[What you are asked to do] State how many lines contain the string "的匀加速直线运动", and write nothing else.

[Data extract]
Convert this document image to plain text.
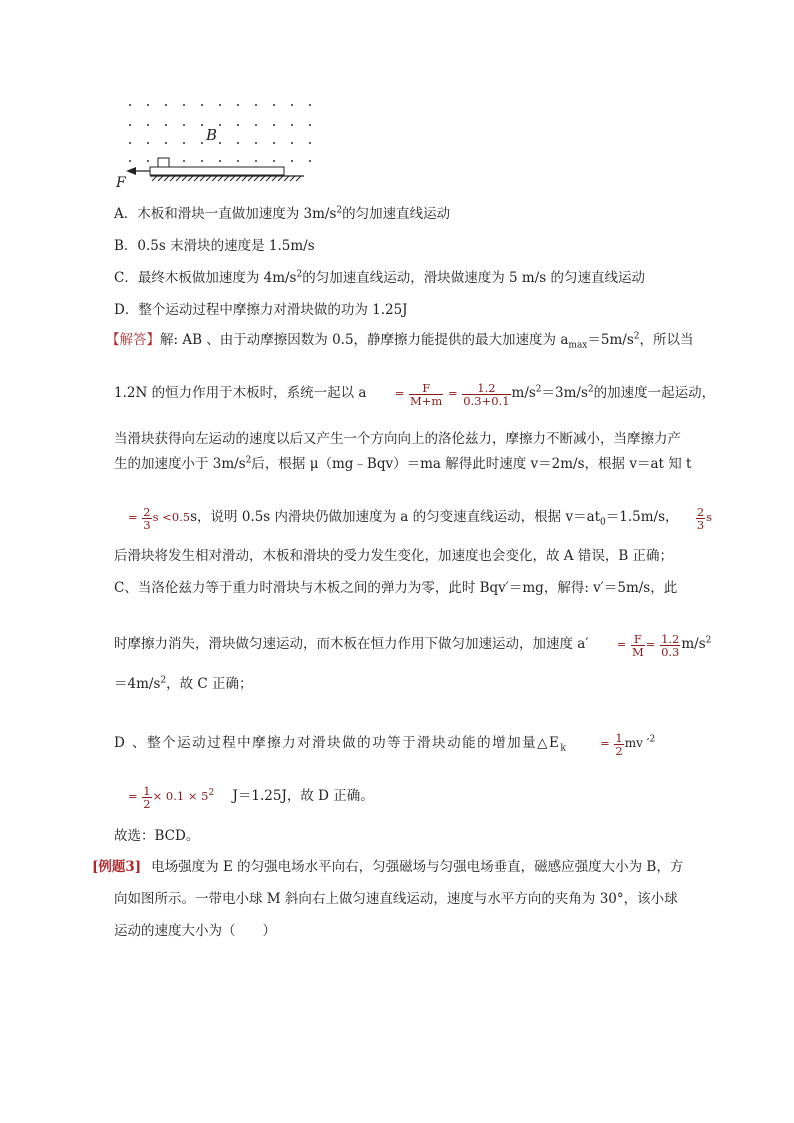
B
F
A．木板和滑块一直做加速度为 $3m/s^2$的匀加速直线运动
B．0.5s 末滑块的速度是 1.5m/s
C．最终木板做加速度为 $4m/s^2$的匀加速直线运动，滑块做速度为 5 m/s 的匀速直线运动
D．整个运动过程中摩擦力对滑块做的功为 1.25J
【解答】解: AB 、由于动摩擦因数为 0.5，静摩擦力能提供的最大加速度为 $a_{max}=5m/s^2$，所以当
1.2N 的恒力作用于木板时，系统一起以 $a = \frac{F}{M+m} = \frac{1.2}{0.3+0.1} m/s^2=3m/s^2$的加速度一起运动，
当滑块获得向左运动的速度以后又产生一个方向向上的洛伦兹力，摩擦力不断减小，当摩擦力产
生的加速度小于 $3m/s^2$后，根据 μ（mg﹣Bqv）＝ma 解得此时速度 v＝2m/s，根据 v＝at 知 t
= $\frac{2}{3}$ s <0.5s，说明 0.5s 内滑块仍做加速度为 a 的匀变速直线运动，根据 $v=at_0=1.5m/s$， $\frac{2}{3}$ s
后滑块将发生相对滑动，木板和滑块的受力发生变化，加速度也会变化，故 A 错误，B 正确；
C、当洛伦兹力等于重力时滑块与木板之间的弹力为零，此时 Bqv′＝mg，解得: v′＝5m/s，此
时摩擦力消失，滑块做匀速运动，而木板在恒力作用下做匀加速运动，加速度 $a' = \frac{F}{M} = \frac{1.2}{0.3} m/s^2$
$=4m/s^2$，故 C 正确；
D 、整个运动过程中摩擦力对滑块做的功等于滑块动能的增加量$\triangle E_k$	= $\frac{1}{2}$ mv $'^2$
= $\frac{1}{2} \times 0.1 \times 5^2$ J＝1.25J，故 D 正确。
故选：BCD。
[例题3] 电场强度为 E 的匀强电场水平向右，匀强磁场与匀强电场垂直，磁感应强度大小为 B，方
向如图所示。一带电小球 M 斜向右上做匀速直线运动，速度与水平方向的夹角为 30°，该小球
运动的速度大小为（　　）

[Solution to this problem] 2